(WRITTEN PROBLEM) Lay out the lines from the start of the entries through the line containing "download-pptx-label-text: Download PPTX" as a numbered list, omitting blank lines.

◆ ◆ ◆

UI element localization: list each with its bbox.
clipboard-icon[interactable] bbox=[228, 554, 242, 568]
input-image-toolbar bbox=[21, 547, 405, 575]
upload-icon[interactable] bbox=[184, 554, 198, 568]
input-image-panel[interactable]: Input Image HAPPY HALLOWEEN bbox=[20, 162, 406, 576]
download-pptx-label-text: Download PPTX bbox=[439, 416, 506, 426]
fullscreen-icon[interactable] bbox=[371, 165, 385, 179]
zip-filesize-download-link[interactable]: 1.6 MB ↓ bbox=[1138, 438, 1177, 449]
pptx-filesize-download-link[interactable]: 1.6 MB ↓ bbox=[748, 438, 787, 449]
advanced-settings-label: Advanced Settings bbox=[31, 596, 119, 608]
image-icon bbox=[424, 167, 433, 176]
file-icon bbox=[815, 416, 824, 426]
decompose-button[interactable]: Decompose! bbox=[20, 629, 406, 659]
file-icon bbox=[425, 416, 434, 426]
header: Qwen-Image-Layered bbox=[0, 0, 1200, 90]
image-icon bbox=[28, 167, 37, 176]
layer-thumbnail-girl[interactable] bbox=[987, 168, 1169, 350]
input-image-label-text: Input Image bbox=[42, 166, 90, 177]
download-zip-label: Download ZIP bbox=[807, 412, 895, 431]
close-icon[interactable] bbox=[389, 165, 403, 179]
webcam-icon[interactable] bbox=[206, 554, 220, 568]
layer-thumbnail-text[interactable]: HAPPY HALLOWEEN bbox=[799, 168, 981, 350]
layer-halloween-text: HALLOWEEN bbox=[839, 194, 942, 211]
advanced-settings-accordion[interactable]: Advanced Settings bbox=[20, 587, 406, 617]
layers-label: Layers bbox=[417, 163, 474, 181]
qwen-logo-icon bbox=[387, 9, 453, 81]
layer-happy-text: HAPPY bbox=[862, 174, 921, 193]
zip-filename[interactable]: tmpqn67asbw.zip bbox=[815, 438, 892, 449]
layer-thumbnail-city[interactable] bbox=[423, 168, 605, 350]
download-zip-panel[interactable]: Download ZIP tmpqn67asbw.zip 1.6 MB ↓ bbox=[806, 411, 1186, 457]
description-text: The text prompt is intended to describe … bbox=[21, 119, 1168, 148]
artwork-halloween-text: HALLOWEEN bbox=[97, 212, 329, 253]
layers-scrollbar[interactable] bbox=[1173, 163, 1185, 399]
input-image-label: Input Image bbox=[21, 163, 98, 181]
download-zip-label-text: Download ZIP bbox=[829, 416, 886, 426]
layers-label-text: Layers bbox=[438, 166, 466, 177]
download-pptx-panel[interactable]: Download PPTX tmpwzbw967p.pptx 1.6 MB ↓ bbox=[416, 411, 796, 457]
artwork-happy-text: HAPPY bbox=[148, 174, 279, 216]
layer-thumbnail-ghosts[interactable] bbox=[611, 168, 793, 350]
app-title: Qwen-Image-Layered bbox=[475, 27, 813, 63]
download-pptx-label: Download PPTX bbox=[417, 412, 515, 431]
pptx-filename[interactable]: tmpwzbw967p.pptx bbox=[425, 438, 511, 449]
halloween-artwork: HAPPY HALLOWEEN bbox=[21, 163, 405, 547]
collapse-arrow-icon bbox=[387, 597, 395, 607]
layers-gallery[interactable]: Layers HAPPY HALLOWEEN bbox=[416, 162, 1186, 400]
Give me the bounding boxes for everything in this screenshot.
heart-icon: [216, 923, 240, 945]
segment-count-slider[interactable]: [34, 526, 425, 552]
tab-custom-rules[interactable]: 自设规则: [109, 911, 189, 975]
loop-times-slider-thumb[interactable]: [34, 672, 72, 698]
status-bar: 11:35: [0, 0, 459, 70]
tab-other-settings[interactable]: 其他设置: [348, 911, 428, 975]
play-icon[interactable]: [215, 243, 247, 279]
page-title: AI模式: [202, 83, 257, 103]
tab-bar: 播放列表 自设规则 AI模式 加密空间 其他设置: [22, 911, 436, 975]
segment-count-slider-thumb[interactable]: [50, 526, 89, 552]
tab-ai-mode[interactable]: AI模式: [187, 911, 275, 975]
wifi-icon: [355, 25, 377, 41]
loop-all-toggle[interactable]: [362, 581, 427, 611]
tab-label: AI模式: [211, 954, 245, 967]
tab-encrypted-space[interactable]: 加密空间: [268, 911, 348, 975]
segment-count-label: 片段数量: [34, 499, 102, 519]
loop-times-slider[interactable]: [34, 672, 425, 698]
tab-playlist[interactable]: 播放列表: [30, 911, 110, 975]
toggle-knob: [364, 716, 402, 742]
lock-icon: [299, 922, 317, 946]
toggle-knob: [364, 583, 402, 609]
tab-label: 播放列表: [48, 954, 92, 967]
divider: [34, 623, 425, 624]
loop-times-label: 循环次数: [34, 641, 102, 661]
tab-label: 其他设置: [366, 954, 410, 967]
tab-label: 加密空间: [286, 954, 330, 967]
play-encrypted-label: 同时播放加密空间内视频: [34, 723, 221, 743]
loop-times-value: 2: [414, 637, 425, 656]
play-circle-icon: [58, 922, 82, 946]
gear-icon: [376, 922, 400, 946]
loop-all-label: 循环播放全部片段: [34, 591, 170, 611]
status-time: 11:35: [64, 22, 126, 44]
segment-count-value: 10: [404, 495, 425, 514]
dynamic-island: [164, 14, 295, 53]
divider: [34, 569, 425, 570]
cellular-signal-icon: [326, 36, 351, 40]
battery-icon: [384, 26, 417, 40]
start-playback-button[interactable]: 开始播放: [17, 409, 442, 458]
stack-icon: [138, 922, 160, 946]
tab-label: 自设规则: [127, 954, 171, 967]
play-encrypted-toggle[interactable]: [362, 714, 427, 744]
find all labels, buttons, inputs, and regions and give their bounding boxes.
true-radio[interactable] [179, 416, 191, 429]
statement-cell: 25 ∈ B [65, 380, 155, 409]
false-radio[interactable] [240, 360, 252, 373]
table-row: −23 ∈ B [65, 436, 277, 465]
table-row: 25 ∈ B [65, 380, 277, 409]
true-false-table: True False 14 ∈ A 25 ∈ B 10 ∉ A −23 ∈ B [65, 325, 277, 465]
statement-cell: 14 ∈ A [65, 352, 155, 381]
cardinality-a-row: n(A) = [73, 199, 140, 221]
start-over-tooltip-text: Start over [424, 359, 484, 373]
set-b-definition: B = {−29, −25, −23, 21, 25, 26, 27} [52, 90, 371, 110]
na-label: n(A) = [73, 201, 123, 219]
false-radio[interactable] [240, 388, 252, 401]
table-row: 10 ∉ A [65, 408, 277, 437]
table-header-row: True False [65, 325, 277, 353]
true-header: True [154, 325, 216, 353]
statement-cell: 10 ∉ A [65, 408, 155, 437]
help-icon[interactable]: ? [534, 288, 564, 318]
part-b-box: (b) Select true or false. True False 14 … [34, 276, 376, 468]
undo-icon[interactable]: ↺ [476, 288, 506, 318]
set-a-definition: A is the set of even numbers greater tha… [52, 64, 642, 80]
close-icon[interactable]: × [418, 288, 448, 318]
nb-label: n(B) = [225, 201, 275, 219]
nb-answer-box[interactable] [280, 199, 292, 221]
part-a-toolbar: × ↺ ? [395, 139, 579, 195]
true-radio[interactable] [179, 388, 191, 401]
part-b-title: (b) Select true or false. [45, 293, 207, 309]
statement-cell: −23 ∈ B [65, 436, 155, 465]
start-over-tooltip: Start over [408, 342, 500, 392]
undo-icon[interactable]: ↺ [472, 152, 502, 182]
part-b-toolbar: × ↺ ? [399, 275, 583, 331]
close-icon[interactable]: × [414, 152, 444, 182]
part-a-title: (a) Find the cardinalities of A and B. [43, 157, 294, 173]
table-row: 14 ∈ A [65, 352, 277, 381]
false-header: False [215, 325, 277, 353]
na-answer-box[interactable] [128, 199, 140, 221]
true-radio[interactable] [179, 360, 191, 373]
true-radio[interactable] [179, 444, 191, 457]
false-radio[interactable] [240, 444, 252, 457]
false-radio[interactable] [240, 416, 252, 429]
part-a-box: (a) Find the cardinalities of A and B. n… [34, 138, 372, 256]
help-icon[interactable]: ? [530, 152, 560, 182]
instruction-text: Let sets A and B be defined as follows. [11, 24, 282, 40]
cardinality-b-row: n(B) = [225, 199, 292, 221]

◆ ◆ ◆

(ANSWER TO THE EXERCISE)
1. UI element localization: list each with its bbox.
2. clipboard-icon[interactable] bbox=[228, 554, 242, 568]
3. input-image-toolbar bbox=[21, 547, 405, 575]
4. upload-icon[interactable] bbox=[184, 554, 198, 568]
5. input-image-panel[interactable]: Input Image HAPPY HALLOWEEN bbox=[20, 162, 406, 576]
6. download-pptx-label-text: Download PPTX bbox=[439, 416, 506, 426]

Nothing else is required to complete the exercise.